• _EXERCISE GOAL_
Please copy every line of the records below word for word, with no changes.

• _DATA RECORDS_
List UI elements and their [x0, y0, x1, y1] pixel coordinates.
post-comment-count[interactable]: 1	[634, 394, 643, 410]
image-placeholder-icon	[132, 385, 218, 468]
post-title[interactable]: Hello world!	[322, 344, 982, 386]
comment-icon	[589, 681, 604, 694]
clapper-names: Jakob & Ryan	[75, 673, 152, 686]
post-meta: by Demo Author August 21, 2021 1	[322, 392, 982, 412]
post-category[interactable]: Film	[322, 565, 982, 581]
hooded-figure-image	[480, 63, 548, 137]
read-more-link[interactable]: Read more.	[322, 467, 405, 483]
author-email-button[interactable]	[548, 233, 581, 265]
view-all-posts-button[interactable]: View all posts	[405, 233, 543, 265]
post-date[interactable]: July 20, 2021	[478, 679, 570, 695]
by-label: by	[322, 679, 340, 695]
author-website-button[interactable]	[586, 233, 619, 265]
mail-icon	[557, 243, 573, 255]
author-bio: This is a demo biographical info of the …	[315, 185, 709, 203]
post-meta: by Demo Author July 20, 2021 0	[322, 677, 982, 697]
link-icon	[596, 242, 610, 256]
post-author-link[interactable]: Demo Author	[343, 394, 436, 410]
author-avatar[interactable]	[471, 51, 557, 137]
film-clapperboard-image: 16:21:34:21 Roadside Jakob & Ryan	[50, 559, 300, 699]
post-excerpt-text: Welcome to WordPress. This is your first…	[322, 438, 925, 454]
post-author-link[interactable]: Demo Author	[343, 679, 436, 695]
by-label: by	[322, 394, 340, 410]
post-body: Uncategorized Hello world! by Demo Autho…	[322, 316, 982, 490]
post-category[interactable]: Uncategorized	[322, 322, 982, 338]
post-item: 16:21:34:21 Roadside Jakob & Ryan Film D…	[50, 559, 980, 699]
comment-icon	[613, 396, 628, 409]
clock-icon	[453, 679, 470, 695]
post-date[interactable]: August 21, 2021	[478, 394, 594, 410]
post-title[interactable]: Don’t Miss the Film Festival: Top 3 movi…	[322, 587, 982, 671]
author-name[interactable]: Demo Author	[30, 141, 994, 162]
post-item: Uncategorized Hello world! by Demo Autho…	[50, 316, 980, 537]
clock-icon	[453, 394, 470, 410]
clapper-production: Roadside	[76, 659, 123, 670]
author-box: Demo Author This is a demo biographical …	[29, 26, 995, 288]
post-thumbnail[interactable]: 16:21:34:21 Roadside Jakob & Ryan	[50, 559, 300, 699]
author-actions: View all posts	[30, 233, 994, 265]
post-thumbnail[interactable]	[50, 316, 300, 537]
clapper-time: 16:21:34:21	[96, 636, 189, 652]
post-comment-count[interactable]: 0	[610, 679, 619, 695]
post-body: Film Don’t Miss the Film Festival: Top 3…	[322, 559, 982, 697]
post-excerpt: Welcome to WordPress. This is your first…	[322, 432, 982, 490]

• _WRITTEN REPLY_
List UI elements and their [x0, y0, x1, y1] pixel coordinates.
post-comment-count[interactable]: 1	[634, 394, 643, 410]
image-placeholder-icon	[132, 385, 218, 468]
post-title[interactable]: Hello world!	[322, 344, 982, 386]
comment-icon	[589, 681, 604, 694]
clapper-names: Jakob & Ryan	[75, 673, 152, 686]
post-meta: by Demo Author August 21, 2021 1	[322, 392, 982, 412]
post-category[interactable]: Film	[322, 565, 982, 581]
hooded-figure-image	[480, 63, 548, 137]
read-more-link[interactable]: Read more.	[322, 467, 405, 483]
author-email-button[interactable]	[548, 233, 581, 265]
view-all-posts-button[interactable]: View all posts	[405, 233, 543, 265]
post-date[interactable]: July 20, 2021	[478, 679, 570, 695]
by-label: by	[322, 679, 340, 695]
author-website-button[interactable]	[586, 233, 619, 265]
mail-icon	[557, 243, 573, 255]
author-bio: This is a demo biographical info of the …	[315, 185, 709, 203]
post-meta: by Demo Author July 20, 2021 0	[322, 677, 982, 697]
link-icon	[596, 242, 610, 256]
post-author-link[interactable]: Demo Author	[343, 394, 436, 410]
author-avatar[interactable]	[471, 51, 557, 137]
film-clapperboard-image: 16:21:34:21 Roadside Jakob & Ryan	[50, 559, 300, 699]
post-excerpt-text: Welcome to WordPress. This is your first…	[322, 438, 925, 454]
post-author-link[interactable]: Demo Author	[343, 679, 436, 695]
by-label: by	[322, 394, 340, 410]
post-body: Uncategorized Hello world! by Demo Autho…	[322, 316, 982, 490]
post-category[interactable]: Uncategorized	[322, 322, 982, 338]
post-item: 16:21:34:21 Roadside Jakob & Ryan Film D…	[50, 559, 980, 699]
comment-icon	[613, 396, 628, 409]
clock-icon	[453, 679, 470, 695]
post-date[interactable]: August 21, 2021	[478, 394, 594, 410]
post-title[interactable]: Don’t Miss the Film Festival: Top 3 movi…	[322, 587, 982, 671]
author-name[interactable]: Demo Author	[30, 141, 994, 162]
post-item: Uncategorized Hello world! by Demo Autho…	[50, 316, 980, 537]
clock-icon	[453, 394, 470, 410]
clapper-production: Roadside	[76, 659, 123, 670]
author-box: Demo Author This is a demo biographical …	[29, 26, 995, 288]
post-thumbnail[interactable]: 16:21:34:21 Roadside Jakob & Ryan	[50, 559, 300, 699]
author-actions: View all posts	[30, 233, 994, 265]
post-thumbnail[interactable]	[50, 316, 300, 537]
clapper-time: 16:21:34:21	[96, 636, 189, 652]
post-comment-count[interactable]: 0	[610, 679, 619, 695]
post-body: Film Don’t Miss the Film Festival: Top 3…	[322, 559, 982, 697]
post-excerpt: Welcome to WordPress. This is your first…	[322, 432, 982, 490]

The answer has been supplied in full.